Tuesday 1 September 2009

Remember, Remember

It sometimes feels as though my life began in 1st September 1939, even though it is not my birthday and I am nowhere near 70 years old. But there’s no doubt it shaped my life in ways I, and my parents, could not have imagined.
The Nazi invasion of Poland which began that day started the Second World War and led to 50 million direct deaths. My father was an almost 13 year old schoolboy in Warsaw on the day the war broke out. He once said, even then, he had been taught about the existence of a country called Great Britain but thought no more of it. Nine years later he was living there with scant chance of going back to his homeland.
The war uprooted him, and millions of others, tossed them from their previously secure lives in places they knew well and let them land in unfamiliar countries where they were forced to build a new existence. That is why 1st September 1939 means so much to me.
They call Poles, ‘The History Men’, and for good reason. It matters a lot to them in ways that British people find hard to imagine. Perhaps that’s because Britain, as a state, has a good record of victory in wars and, as an island, is less prone to neighbour disputes.
Poland, caught between Germany and Russia is a victim of its own geography, which has made its history tumultuous. And because through all those upheavals its neighbours have remained unchanged, history still helps define its present.
And that is especially true of its relationship with Russia. As the Americans would say, they ‘have a bit of history.’ Imperial Russia colluded with the other great powers to wipe Poland from the map in the 18th and 19th centuries.
It was only back as an independent country for a year when Poland and Soviet Russia went to war in 1920.
Then came 1st September 1939, which within three weeks saw Nazi Germany and the Soviet Union split Poland between them. The Poles who found themselves in the Russian part were persecuted, many of the intellectuals, politicians and military chiefs were shot by Stalin’s secret police. After the two unlikely allies went to war with each other, the Red Army invaded German-occupied Poland.
But the Soviets blotted their ‘great liberator’ copybook by refusing to help nationalist Poles kick the Germans out of Warsaw in 1944, causing thousands of people to die and thousands more (among them my dad) to be taken prisoner of war.
And if all that wasn’t enough, with the German defeat, Stalin decided he wanted Poland to be part of his communist empire even if that’s not what the natives wanted. That lasted until 1989.

*What to work on*
- a) Which groups among the Poles in the Russian part does the blog post say were shot by Stalin's secret police?
- b) According to the blog post, how old was the writer's father on the day the war broke out?
The listing has no connection to the blog post.

*Source material*
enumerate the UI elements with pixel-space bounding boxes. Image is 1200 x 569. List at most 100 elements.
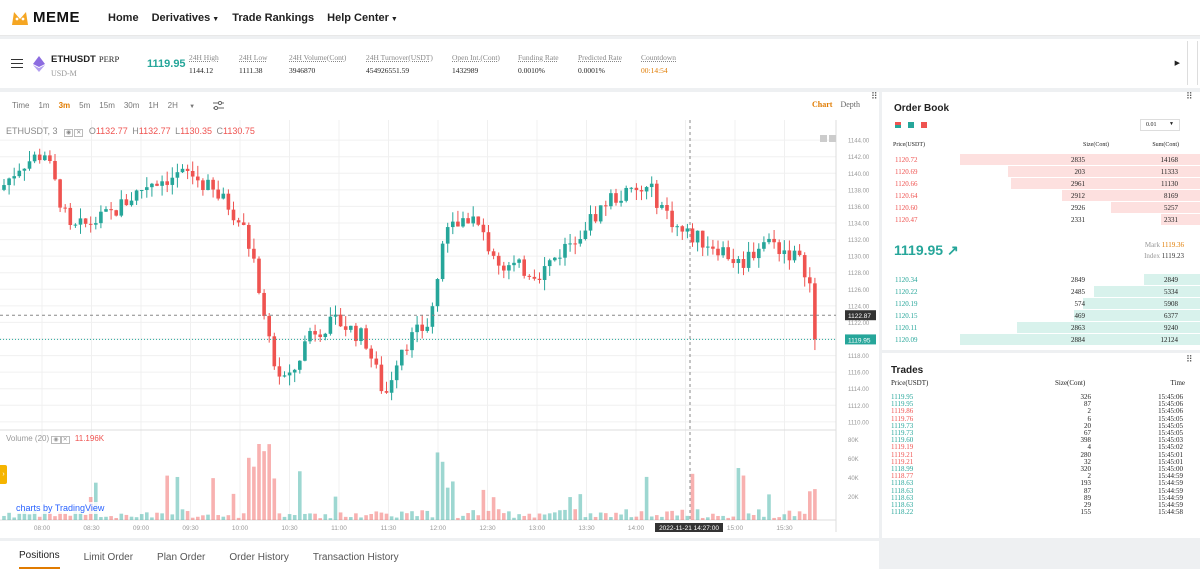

*Answers for this exercise*
- a) Intellectuals, politicians and military chiefs.

- b) He was almost 13 years old.